[Stored data entries]
--- begin ---

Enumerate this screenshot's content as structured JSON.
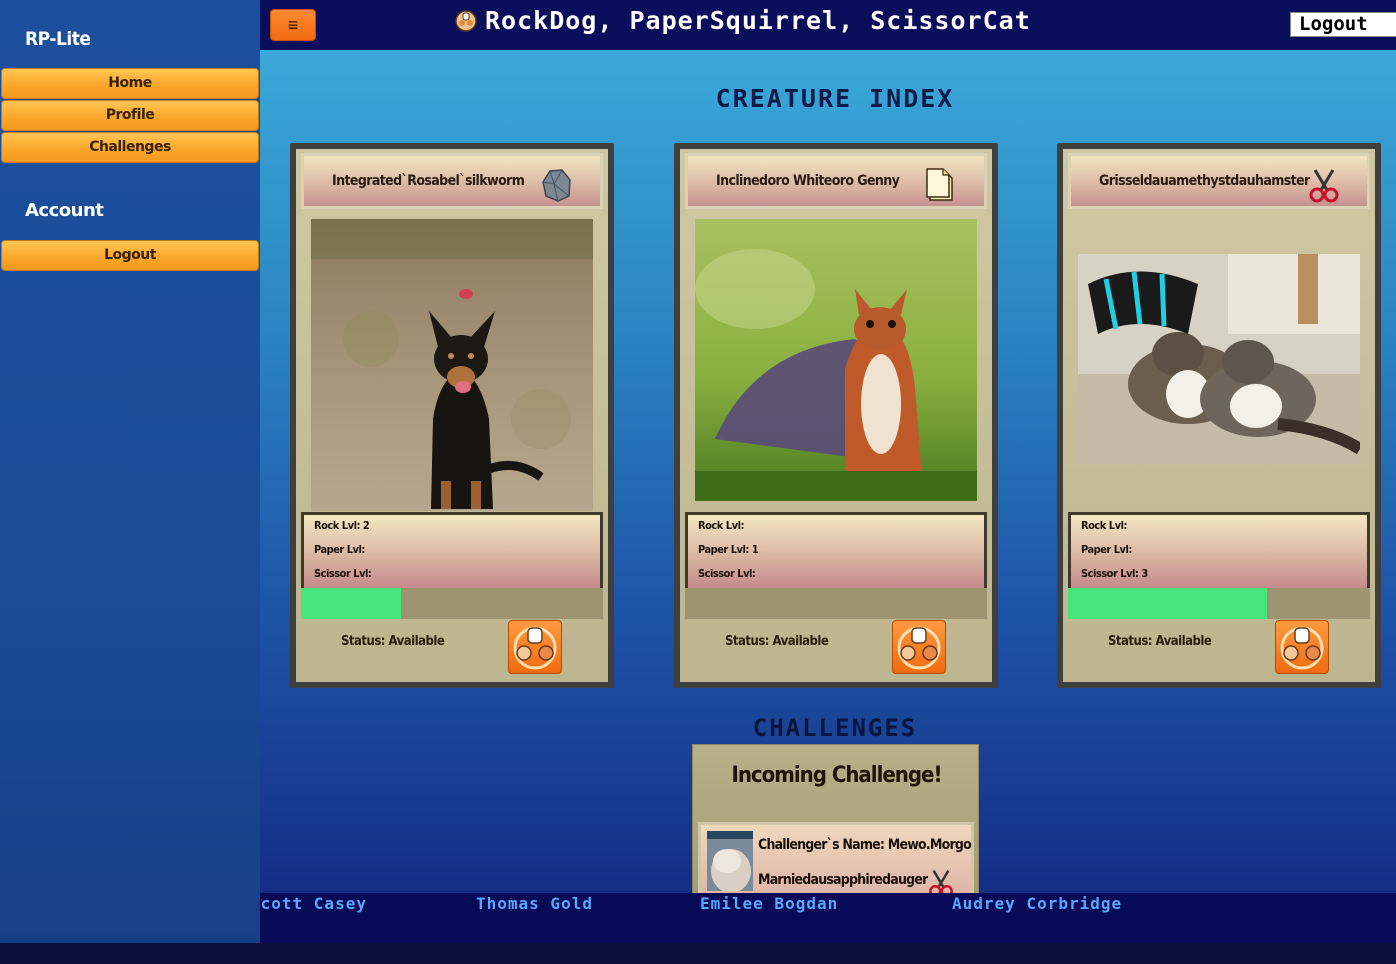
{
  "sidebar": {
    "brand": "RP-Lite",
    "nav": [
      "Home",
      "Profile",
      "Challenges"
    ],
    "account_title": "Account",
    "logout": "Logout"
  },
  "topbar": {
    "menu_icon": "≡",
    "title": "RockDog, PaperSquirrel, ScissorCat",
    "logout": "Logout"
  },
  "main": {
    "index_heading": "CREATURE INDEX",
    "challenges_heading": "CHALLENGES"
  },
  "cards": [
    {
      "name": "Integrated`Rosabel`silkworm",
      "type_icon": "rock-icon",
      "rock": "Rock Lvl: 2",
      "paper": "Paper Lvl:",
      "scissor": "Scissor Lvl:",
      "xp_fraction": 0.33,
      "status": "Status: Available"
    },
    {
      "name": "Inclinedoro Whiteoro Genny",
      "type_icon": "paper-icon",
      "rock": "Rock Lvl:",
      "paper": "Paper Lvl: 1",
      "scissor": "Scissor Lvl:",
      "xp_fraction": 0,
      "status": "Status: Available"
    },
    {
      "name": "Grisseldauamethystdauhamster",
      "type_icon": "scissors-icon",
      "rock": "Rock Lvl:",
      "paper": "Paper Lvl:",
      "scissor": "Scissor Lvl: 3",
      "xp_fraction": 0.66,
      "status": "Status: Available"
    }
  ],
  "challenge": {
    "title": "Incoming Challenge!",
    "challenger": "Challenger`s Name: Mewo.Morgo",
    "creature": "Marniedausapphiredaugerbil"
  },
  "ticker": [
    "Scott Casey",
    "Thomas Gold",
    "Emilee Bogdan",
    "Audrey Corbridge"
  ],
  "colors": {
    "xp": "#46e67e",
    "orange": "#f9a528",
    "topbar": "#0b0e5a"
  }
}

--- end ---

- Written problem -
All entries must be written out again exactly as given, with no pictures in the copy.

- Complete response -
Enumerate this screenshot's content as structured JSON.
{
  "sidebar": {
    "brand": "RP-Lite",
    "nav": [
      "Home",
      "Profile",
      "Challenges"
    ],
    "account_title": "Account",
    "logout": "Logout"
  },
  "topbar": {
    "menu_icon": "≡",
    "title": "RockDog, PaperSquirrel, ScissorCat",
    "logout": "Logout"
  },
  "main": {
    "index_heading": "CREATURE INDEX",
    "challenges_heading": "CHALLENGES"
  },
  "cards": [
    {
      "name": "Integrated`Rosabel`silkworm",
      "type_icon": "rock-icon",
      "rock": "Rock Lvl: 2",
      "paper": "Paper Lvl:",
      "scissor": "Scissor Lvl:",
      "xp_fraction": 0.33,
      "status": "Status: Available"
    },
    {
      "name": "Inclinedoro Whiteoro Genny",
      "type_icon": "paper-icon",
      "rock": "Rock Lvl:",
      "paper": "Paper Lvl: 1",
      "scissor": "Scissor Lvl:",
      "xp_fraction": 0,
      "status": "Status: Available"
    },
    {
      "name": "Grisseldauamethystdauhamster",
      "type_icon": "scissors-icon",
      "rock": "Rock Lvl:",
      "paper": "Paper Lvl:",
      "scissor": "Scissor Lvl: 3",
      "xp_fraction": 0.66,
      "status": "Status: Available"
    }
  ],
  "challenge": {
    "title": "Incoming Challenge!",
    "challenger": "Challenger`s Name: Mewo.Morgo",
    "creature": "Marniedausapphiredaugerbil"
  },
  "ticker": [
    "Scott Casey",
    "Thomas Gold",
    "Emilee Bogdan",
    "Audrey Corbridge"
  ],
  "colors": {
    "xp": "#46e67e",
    "orange": "#f9a528",
    "topbar": "#0b0e5a"
  }
}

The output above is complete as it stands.